Given instruction: In the entries, find all lines that hold the word "your" and copy them.

---------- Dataset extract ----------

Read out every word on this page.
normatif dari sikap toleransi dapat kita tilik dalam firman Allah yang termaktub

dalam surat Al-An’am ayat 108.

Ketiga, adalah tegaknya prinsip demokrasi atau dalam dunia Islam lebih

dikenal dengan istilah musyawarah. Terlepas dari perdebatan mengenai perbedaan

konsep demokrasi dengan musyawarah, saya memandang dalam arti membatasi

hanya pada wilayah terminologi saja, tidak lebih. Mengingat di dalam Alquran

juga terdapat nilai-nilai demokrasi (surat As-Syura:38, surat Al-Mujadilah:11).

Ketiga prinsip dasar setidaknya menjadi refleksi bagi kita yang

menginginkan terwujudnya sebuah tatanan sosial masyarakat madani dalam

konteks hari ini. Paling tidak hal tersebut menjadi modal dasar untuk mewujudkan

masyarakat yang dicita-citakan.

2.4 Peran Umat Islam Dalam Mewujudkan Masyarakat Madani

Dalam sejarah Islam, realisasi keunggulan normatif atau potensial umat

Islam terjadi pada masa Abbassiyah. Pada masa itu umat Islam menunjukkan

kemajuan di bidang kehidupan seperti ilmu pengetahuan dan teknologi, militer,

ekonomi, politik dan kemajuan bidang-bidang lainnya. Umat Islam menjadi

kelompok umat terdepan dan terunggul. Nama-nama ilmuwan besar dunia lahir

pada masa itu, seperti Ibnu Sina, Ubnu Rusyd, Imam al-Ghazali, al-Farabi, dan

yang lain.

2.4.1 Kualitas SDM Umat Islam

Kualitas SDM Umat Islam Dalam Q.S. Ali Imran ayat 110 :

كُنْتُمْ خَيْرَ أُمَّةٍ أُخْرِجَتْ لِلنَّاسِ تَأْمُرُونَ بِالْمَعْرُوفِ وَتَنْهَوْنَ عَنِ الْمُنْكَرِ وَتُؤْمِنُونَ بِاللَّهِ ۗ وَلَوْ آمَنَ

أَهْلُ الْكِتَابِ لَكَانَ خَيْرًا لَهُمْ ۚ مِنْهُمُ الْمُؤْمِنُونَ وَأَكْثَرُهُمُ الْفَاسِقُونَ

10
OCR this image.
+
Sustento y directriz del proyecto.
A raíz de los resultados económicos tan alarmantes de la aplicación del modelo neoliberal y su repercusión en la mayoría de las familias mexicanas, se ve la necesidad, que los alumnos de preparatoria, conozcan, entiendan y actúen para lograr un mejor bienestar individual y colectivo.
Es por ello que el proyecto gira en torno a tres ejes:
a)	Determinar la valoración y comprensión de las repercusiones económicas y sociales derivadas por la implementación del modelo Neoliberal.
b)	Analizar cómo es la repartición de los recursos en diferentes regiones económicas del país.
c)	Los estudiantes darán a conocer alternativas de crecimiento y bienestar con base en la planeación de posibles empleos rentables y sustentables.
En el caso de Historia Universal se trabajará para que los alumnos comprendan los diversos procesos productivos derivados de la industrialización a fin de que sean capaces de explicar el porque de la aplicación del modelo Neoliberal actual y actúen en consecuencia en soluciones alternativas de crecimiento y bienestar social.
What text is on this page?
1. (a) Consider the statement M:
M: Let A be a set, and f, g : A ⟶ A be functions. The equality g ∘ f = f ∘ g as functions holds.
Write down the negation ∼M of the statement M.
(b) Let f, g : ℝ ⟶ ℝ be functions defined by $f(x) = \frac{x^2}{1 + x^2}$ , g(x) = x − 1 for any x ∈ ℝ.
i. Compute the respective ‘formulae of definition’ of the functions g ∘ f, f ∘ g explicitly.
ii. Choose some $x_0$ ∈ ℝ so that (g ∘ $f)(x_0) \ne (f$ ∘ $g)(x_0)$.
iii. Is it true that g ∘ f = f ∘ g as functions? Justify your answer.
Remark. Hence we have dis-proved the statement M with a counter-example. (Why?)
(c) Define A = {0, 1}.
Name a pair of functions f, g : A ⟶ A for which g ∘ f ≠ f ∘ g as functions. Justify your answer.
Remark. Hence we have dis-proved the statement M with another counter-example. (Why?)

----------

Task response:
iii. Is it true that g ∘ f = f ∘ g as functions? Justify your answer.
Name a pair of functions f, g : A ⟶ A for which g ∘ f ≠ f ∘ g as functions. Justify your answer.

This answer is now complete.